» Given request
Could you write out every entry exactly as it stands?

··· Data

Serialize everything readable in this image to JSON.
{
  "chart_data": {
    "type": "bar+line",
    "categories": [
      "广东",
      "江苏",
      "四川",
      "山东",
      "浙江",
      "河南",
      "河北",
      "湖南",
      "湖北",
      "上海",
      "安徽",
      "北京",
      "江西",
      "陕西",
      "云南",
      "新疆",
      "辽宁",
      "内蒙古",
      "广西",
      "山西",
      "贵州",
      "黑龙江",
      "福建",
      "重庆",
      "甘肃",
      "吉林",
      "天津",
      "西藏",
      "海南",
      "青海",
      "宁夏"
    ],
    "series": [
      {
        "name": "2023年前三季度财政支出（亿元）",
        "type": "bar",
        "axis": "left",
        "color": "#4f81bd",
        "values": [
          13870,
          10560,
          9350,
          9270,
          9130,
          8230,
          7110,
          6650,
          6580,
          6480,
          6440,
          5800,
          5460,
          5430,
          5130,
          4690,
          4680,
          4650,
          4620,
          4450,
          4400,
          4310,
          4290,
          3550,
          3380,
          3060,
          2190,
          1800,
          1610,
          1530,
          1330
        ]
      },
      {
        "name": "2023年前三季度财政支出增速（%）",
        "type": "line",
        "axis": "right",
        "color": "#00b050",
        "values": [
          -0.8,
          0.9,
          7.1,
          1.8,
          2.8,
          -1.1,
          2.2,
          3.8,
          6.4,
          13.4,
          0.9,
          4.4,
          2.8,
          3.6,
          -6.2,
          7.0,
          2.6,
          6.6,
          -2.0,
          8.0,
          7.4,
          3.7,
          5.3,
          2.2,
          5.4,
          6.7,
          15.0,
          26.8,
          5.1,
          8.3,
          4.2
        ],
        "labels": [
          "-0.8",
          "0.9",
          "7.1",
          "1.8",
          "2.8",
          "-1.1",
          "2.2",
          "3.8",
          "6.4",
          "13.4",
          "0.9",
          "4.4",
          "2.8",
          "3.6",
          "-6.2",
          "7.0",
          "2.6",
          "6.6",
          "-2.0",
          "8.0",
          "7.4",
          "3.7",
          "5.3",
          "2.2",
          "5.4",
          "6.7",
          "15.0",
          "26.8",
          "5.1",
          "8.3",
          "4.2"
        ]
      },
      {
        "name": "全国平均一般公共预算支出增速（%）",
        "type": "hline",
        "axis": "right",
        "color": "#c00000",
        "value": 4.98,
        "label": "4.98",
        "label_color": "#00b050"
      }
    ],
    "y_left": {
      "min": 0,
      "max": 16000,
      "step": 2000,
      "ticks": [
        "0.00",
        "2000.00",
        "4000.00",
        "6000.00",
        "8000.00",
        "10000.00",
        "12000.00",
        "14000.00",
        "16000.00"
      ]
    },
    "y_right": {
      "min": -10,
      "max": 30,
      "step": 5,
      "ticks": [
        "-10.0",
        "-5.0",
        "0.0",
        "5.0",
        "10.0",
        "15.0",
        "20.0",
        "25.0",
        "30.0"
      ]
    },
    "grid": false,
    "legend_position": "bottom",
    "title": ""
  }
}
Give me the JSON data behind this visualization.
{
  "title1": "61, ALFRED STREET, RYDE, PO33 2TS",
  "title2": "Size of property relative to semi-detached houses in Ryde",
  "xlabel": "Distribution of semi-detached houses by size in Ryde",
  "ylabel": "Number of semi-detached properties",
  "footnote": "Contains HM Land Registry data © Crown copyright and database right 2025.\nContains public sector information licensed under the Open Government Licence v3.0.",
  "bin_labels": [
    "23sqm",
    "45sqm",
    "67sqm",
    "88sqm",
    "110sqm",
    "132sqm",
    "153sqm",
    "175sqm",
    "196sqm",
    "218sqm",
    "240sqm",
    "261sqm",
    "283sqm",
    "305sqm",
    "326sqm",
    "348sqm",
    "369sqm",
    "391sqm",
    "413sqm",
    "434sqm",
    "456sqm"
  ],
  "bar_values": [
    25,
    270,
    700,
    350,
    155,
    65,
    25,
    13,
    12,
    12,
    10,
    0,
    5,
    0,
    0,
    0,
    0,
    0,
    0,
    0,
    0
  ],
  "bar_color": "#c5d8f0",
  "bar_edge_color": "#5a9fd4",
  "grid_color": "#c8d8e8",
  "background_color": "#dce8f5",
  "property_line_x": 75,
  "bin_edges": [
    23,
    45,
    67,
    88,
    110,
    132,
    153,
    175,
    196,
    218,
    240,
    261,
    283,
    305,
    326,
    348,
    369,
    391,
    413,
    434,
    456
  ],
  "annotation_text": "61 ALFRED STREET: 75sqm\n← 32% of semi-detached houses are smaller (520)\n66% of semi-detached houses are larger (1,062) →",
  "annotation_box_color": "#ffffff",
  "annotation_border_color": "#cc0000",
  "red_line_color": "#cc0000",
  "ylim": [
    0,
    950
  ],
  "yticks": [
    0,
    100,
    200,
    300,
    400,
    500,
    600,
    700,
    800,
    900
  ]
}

······

» Exercise result
Serialize everything readable in this image to JSON.
{
  "chart_data": {
    "type": "bar+line",
    "categories": [
      "广东",
      "江苏",
      "四川",
      "山东",
      "浙江",
      "河南",
      "河北",
      "湖南",
      "湖北",
      "上海",
      "安徽",
      "北京",
      "江西",
      "陕西",
      "云南",
      "新疆",
      "辽宁",
      "内蒙古",
      "广西",
      "山西",
      "贵州",
      "黑龙江",
      "福建",
      "重庆",
      "甘肃",
      "吉林",
      "天津",
      "西藏",
      "海南",
      "青海",
      "宁夏"
    ],
    "series": [
      {
        "name": "2023年前三季度财政支出（亿元）",
        "type": "bar",
        "axis": "left",
        "color": "#4f81bd",
        "values": [
          13870,
          10560,
          9350,
          9270,
          9130,
          8230,
          7110,
          6650,
          6580,
          6480,
          6440,
          5800,
          5460,
          5430,
          5130,
          4690,
          4680,
          4650,
          4620,
          4450,
          4400,
          4310,
          4290,
          3550,
          3380,
          3060,
          2190,
          1800,
          1610,
          1530,
          1330
        ]
      },
      {
        "name": "2023年前三季度财政支出增速（%）",
        "type": "line",
        "axis": "right",
        "color": "#00b050",
        "values": [
          -0.8,
          0.9,
          7.1,
          1.8,
          2.8,
          -1.1,
          2.2,
          3.8,
          6.4,
          13.4,
          0.9,
          4.4,
          2.8,
          3.6,
          -6.2,
          7.0,
          2.6,
          6.6,
          -2.0,
          8.0,
          7.4,
          3.7,
          5.3,
          2.2,
          5.4,
          6.7,
          15.0,
          26.8,
          5.1,
          8.3,
          4.2
        ],
        "labels": [
          "-0.8",
          "0.9",
          "7.1",
          "1.8",
          "2.8",
          "-1.1",
          "2.2",
          "3.8",
          "6.4",
          "13.4",
          "0.9",
          "4.4",
          "2.8",
          "3.6",
          "-6.2",
          "7.0",
          "2.6",
          "6.6",
          "-2.0",
          "8.0",
          "7.4",
          "3.7",
          "5.3",
          "2.2",
          "5.4",
          "6.7",
          "15.0",
          "26.8",
          "5.1",
          "8.3",
          "4.2"
        ]
      },
      {
        "name": "全国平均一般公共预算支出增速（%）",
        "type": "hline",
        "axis": "right",
        "color": "#c00000",
        "value": 4.98,
        "label": "4.98",
        "label_color": "#00b050"
      }
    ],
    "y_left": {
      "min": 0,
      "max": 16000,
      "step": 2000,
      "ticks": [
        "0.00",
        "2000.00",
        "4000.00",
        "6000.00",
        "8000.00",
        "10000.00",
        "12000.00",
        "14000.00",
        "16000.00"
      ]
    },
    "y_right": {
      "min": -10,
      "max": 30,
      "step": 5,
      "ticks": [
        "-10.0",
        "-5.0",
        "0.0",
        "5.0",
        "10.0",
        "15.0",
        "20.0",
        "25.0",
        "30.0"
      ]
    },
    "grid": false,
    "legend_position": "bottom",
    "title": ""
  }
}
Give me the JSON data behind this visualization.
{
  "title1": "61, ALFRED STREET, RYDE, PO33 2TS",
  "title2": "Size of property relative to semi-detached houses in Ryde",
  "xlabel": "Distribution of semi-detached houses by size in Ryde",
  "ylabel": "Number of semi-detached properties",
  "footnote": "Contains HM Land Registry data © Crown copyright and database right 2025.\nContains public sector information licensed under the Open Government Licence v3.0.",
  "bin_labels": [
    "23sqm",
    "45sqm",
    "67sqm",
    "88sqm",
    "110sqm",
    "132sqm",
    "153sqm",
    "175sqm",
    "196sqm",
    "218sqm",
    "240sqm",
    "261sqm",
    "283sqm",
    "305sqm",
    "326sqm",
    "348sqm",
    "369sqm",
    "391sqm",
    "413sqm",
    "434sqm",
    "456sqm"
  ],
  "bar_values": [
    25,
    270,
    700,
    350,
    155,
    65,
    25,
    13,
    12,
    12,
    10,
    0,
    5,
    0,
    0,
    0,
    0,
    0,
    0,
    0,
    0
  ],
  "bar_color": "#c5d8f0",
  "bar_edge_color": "#5a9fd4",
  "grid_color": "#c8d8e8",
  "background_color": "#dce8f5",
  "property_line_x": 75,
  "bin_edges": [
    23,
    45,
    67,
    88,
    110,
    132,
    153,
    175,
    196,
    218,
    240,
    261,
    283,
    305,
    326,
    348,
    369,
    391,
    413,
    434,
    456
  ],
  "annotation_text": "61 ALFRED STREET: 75sqm\n← 32% of semi-detached houses are smaller (520)\n66% of semi-detached houses are larger (1,062) →",
  "annotation_box_color": "#ffffff",
  "annotation_border_color": "#cc0000",
  "red_line_color": "#cc0000",
  "ylim": [
    0,
    950
  ],
  "yticks": [
    0,
    100,
    200,
    300,
    400,
    500,
    600,
    700,
    800,
    900
  ]
}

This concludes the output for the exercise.